* _What is being asked_
The listing below should be written out exactly; please include all of it.

== == ==

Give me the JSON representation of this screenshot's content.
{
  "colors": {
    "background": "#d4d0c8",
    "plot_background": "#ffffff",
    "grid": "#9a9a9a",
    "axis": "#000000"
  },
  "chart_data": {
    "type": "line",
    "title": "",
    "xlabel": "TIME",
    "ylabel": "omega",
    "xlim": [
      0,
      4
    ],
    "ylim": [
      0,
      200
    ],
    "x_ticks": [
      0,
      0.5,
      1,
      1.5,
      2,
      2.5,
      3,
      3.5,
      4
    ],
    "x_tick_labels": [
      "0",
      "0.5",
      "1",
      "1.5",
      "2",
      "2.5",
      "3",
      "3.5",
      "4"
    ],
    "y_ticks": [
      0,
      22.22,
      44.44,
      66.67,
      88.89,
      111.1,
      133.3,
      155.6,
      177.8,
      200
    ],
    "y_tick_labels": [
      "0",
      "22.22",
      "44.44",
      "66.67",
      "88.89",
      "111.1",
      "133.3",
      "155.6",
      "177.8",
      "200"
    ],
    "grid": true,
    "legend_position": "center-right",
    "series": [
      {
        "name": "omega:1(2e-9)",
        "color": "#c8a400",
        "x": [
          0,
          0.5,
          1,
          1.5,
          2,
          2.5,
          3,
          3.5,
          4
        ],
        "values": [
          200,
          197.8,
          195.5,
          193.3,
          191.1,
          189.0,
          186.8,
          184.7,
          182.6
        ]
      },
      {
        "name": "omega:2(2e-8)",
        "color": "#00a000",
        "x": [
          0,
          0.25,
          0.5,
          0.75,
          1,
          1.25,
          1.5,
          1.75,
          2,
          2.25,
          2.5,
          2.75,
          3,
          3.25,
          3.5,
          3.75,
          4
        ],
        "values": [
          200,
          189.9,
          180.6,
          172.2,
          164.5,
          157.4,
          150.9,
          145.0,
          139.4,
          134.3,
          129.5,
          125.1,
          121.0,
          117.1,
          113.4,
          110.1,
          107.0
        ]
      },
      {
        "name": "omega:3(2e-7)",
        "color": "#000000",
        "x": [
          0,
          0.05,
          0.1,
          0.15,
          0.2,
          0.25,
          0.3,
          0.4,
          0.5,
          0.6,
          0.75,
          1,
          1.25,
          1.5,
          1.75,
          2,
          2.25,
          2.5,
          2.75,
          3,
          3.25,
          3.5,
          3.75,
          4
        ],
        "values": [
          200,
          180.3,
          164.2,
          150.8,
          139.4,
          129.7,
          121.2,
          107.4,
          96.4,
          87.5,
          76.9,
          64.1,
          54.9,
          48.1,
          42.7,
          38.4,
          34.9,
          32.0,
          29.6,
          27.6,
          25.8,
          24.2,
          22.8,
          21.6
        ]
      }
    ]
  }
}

== == ==

* _Problem solution_
Give me the JSON representation of this screenshot's content.
{
  "colors": {
    "background": "#d4d0c8",
    "plot_background": "#ffffff",
    "grid": "#9a9a9a",
    "axis": "#000000"
  },
  "chart_data": {
    "type": "line",
    "title": "",
    "xlabel": "TIME",
    "ylabel": "omega",
    "xlim": [
      0,
      4
    ],
    "ylim": [
      0,
      200
    ],
    "x_ticks": [
      0,
      0.5,
      1,
      1.5,
      2,
      2.5,
      3,
      3.5,
      4
    ],
    "x_tick_labels": [
      "0",
      "0.5",
      "1",
      "1.5",
      "2",
      "2.5",
      "3",
      "3.5",
      "4"
    ],
    "y_ticks": [
      0,
      22.22,
      44.44,
      66.67,
      88.89,
      111.1,
      133.3,
      155.6,
      177.8,
      200
    ],
    "y_tick_labels": [
      "0",
      "22.22",
      "44.44",
      "66.67",
      "88.89",
      "111.1",
      "133.3",
      "155.6",
      "177.8",
      "200"
    ],
    "grid": true,
    "legend_position": "center-right",
    "series": [
      {
        "name": "omega:1(2e-9)",
        "color": "#c8a400",
        "x": [
          0,
          0.5,
          1,
          1.5,
          2,
          2.5,
          3,
          3.5,
          4
        ],
        "values": [
          200,
          197.8,
          195.5,
          193.3,
          191.1,
          189.0,
          186.8,
          184.7,
          182.6
        ]
      },
      {
        "name": "omega:2(2e-8)",
        "color": "#00a000",
        "x": [
          0,
          0.25,
          0.5,
          0.75,
          1,
          1.25,
          1.5,
          1.75,
          2,
          2.25,
          2.5,
          2.75,
          3,
          3.25,
          3.5,
          3.75,
          4
        ],
        "values": [
          200,
          189.9,
          180.6,
          172.2,
          164.5,
          157.4,
          150.9,
          145.0,
          139.4,
          134.3,
          129.5,
          125.1,
          121.0,
          117.1,
          113.4,
          110.1,
          107.0
        ]
      },
      {
        "name": "omega:3(2e-7)",
        "color": "#000000",
        "x": [
          0,
          0.05,
          0.1,
          0.15,
          0.2,
          0.25,
          0.3,
          0.4,
          0.5,
          0.6,
          0.75,
          1,
          1.25,
          1.5,
          1.75,
          2,
          2.25,
          2.5,
          2.75,
          3,
          3.25,
          3.5,
          3.75,
          4
        ],
        "values": [
          200,
          180.3,
          164.2,
          150.8,
          139.4,
          129.7,
          121.2,
          107.4,
          96.4,
          87.5,
          76.9,
          64.1,
          54.9,
          48.1,
          42.7,
          38.4,
          34.9,
          32.0,
          29.6,
          27.6,
          25.8,
          24.2,
          22.8,
          21.6
        ]
      }
    ]
  }
}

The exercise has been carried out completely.